**Task requirements**
Could you write out the records below exactly as they appear, leaving out any pictures?

**The records**
····················

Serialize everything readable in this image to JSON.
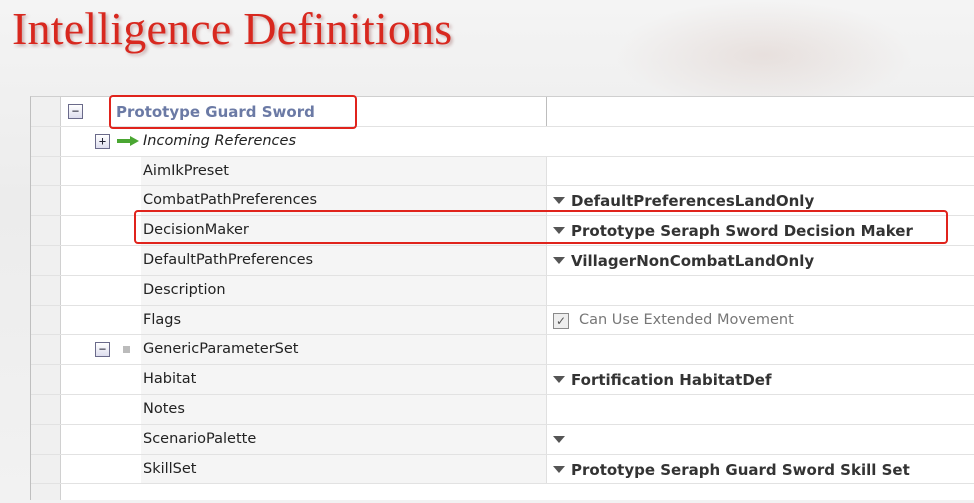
{
  "slide": {
    "title": "Intelligence Definitions"
  },
  "grid": {
    "title_item": "Prototype Guard Sword",
    "incoming_references": "Incoming References",
    "rows": [
      {
        "name": "AimIkPreset",
        "value": ""
      },
      {
        "name": "CombatPathPreferences",
        "value": "DefaultPreferencesLandOnly"
      },
      {
        "name": "DecisionMaker",
        "value": "Prototype Seraph Sword Decision Maker"
      },
      {
        "name": "DefaultPathPreferences",
        "value": "VillagerNonCombatLandOnly"
      },
      {
        "name": "Description",
        "value": ""
      },
      {
        "name": "Flags",
        "value": "Can Use Extended Movement",
        "checked": true
      }
    ],
    "generic_parameter_set": "GenericParameterSet",
    "sub_rows": [
      {
        "name": "Habitat",
        "value": "Fortification HabitatDef"
      },
      {
        "name": "Notes",
        "value": ""
      },
      {
        "name": "ScenarioPalette",
        "value": ""
      },
      {
        "name": "SkillSet",
        "value": "Prototype Seraph Guard Sword Skill Set"
      }
    ]
  },
  "icons": {
    "collapse": "minus-box-icon",
    "expand": "plus-box-icon",
    "reference_arrow": "green-arrow-icon",
    "dropdown": "dropdown-arrow-icon"
  },
  "colors": {
    "title_red": "#d8281f",
    "highlight_red": "#e0231c",
    "title_item_blue": "#6b7aa5",
    "arrow_green": "#4aa632"
  }
}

····················

**Response for this exercise**
Serialize everything readable in this image to JSON.
{
  "slide": {
    "title": "Intelligence Definitions"
  },
  "grid": {
    "title_item": "Prototype Guard Sword",
    "incoming_references": "Incoming References",
    "rows": [
      {
        "name": "AimIkPreset",
        "value": ""
      },
      {
        "name": "CombatPathPreferences",
        "value": "DefaultPreferencesLandOnly"
      },
      {
        "name": "DecisionMaker",
        "value": "Prototype Seraph Sword Decision Maker"
      },
      {
        "name": "DefaultPathPreferences",
        "value": "VillagerNonCombatLandOnly"
      },
      {
        "name": "Description",
        "value": ""
      },
      {
        "name": "Flags",
        "value": "Can Use Extended Movement",
        "checked": true
      }
    ],
    "generic_parameter_set": "GenericParameterSet",
    "sub_rows": [
      {
        "name": "Habitat",
        "value": "Fortification HabitatDef"
      },
      {
        "name": "Notes",
        "value": ""
      },
      {
        "name": "ScenarioPalette",
        "value": ""
      },
      {
        "name": "SkillSet",
        "value": "Prototype Seraph Guard Sword Skill Set"
      }
    ]
  },
  "icons": {
    "collapse": "minus-box-icon",
    "expand": "plus-box-icon",
    "reference_arrow": "green-arrow-icon",
    "dropdown": "dropdown-arrow-icon"
  },
  "colors": {
    "title_red": "#d8281f",
    "highlight_red": "#e0231c",
    "title_item_blue": "#6b7aa5",
    "arrow_green": "#4aa632"
  }
}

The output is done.